#### Exercise brief
Show all lines from the listing below that contain "ceva".

Saved entries:
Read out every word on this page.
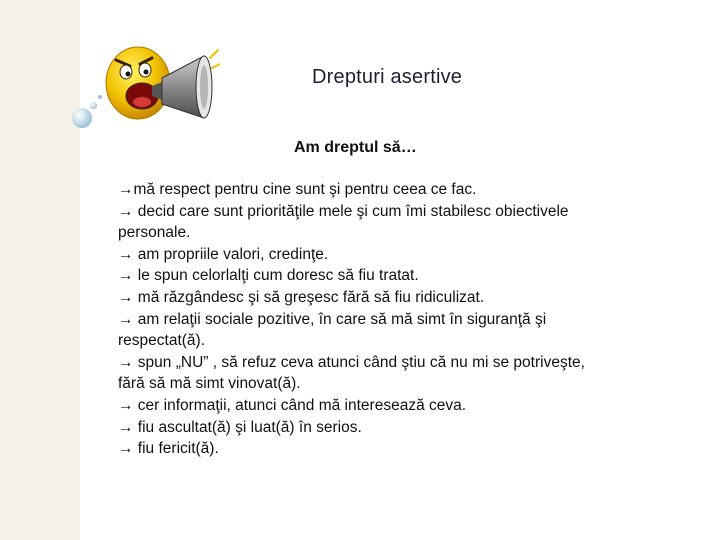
Drepturi asertive
Am dreptul să…
→mă respect pentru cine sunt şi pentru ceea ce fac.
→ decid care sunt priorităţile mele şi cum îmi stabilesc obiectivele personale.
→ am propriile valori, credinţe.
→ le spun celorlalţi cum doresc să fiu tratat.
→ mă răzgândesc şi să greşesc fără să fiu ridiculizat.
→ am relaţii sociale pozitive, în care să mă simt în siguranţă şi respectat(ă).
→ spun „NU” , să refuz ceva atunci când ştiu că nu mi se potriveşte, fără să mă simt vinovat(ă).
→ cer informaţii, atunci când mă interesează ceva.
→ fiu ascultat(ă) şi luat(ă) în serios.
→ fiu fericit(ă).
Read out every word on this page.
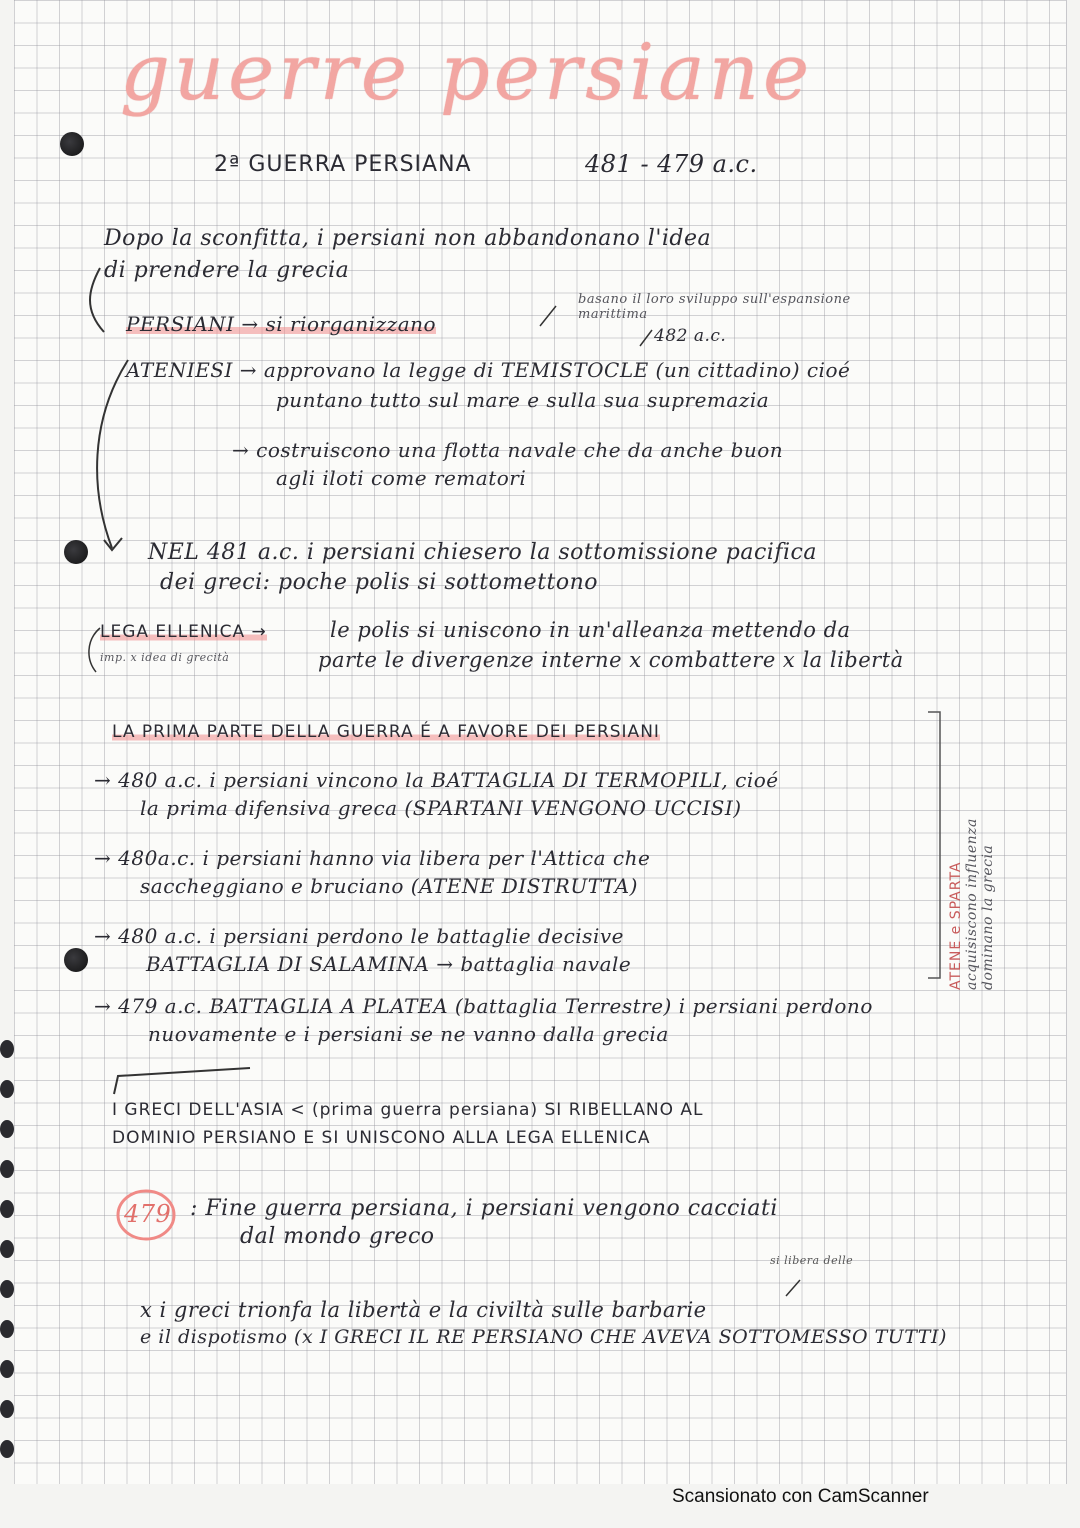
guerre persiane
2ª GUERRA PERSIANA	481 - 479 a.c.
Dopo la sconfitta, i persiani non abbandonano l'idea
di prendere la grecia
basano il loro sviluppo sull'espansione marittima
PERSIANI → si riorganizzano	482 a.c.
ATENIESI → approvano la legge di TEMISTOCLE (un cittadino) cioé
puntano tutto sul mare e sulla sua supremazia
→ costruiscono una flotta navale che da anche buon
agli iloti come rematori
NEL 481 a.c. i persiani chiesero la sottomissione pacifica
dei greci: poche polis si sottomettono
LEGA ELLENICA →	le polis si uniscono in un'alleanza mettendo da
parte le divergenze interne x combattere x la libertà
imp. x idea di grecità
LA PRIMA PARTE DELLA GUERRA É A FAVORE DEI PERSIANI
→ 480 a.c. i persiani vincono la BATTAGLIA DI TERMOPILI, cioé
la prima difensiva greca (SPARTANI VENGONO UCCISI)
→ 480a.c. i persiani hanno via libera per l'Attica che
saccheggiano e bruciano (ATENE DISTRUTTA)
→ 480 a.c. i persiani perdono le battaglie decisive
BATTAGLIA DI SALAMINA → battaglia navale
→ 479 a.c. BATTAGLIA A PLATEA (battaglia Terrestre) i persiani perdono
nuovamente e i persiani se ne vanno dalla grecia
ATENE e SPARTA acquisiscono influenza dominano la grecia
I GRECI DELL'ASIA < (prima guerra persiana) SI RIBELLANO AL
DOMINIO PERSIANO E SI UNISCONO ALLA LEGA ELLENICA
479 : Fine guerra persiana, i persiani vengono cacciati
dal mondo greco
si libera delle
x i greci trionfa la libertà e la civiltà sulle barbarie
e il dispotismo (x I GRECI IL RE PERSIANO CHE AVEVA SOTTOMESSO TUTTI)
Scansionato con CamScanner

#### Written reply
→ spun „NU” , să refuz ceva atunci când ştiu că nu mi se potriveşte, fără să mă simt vinovat(ă).
→ cer informaţii, atunci când mă interesează ceva.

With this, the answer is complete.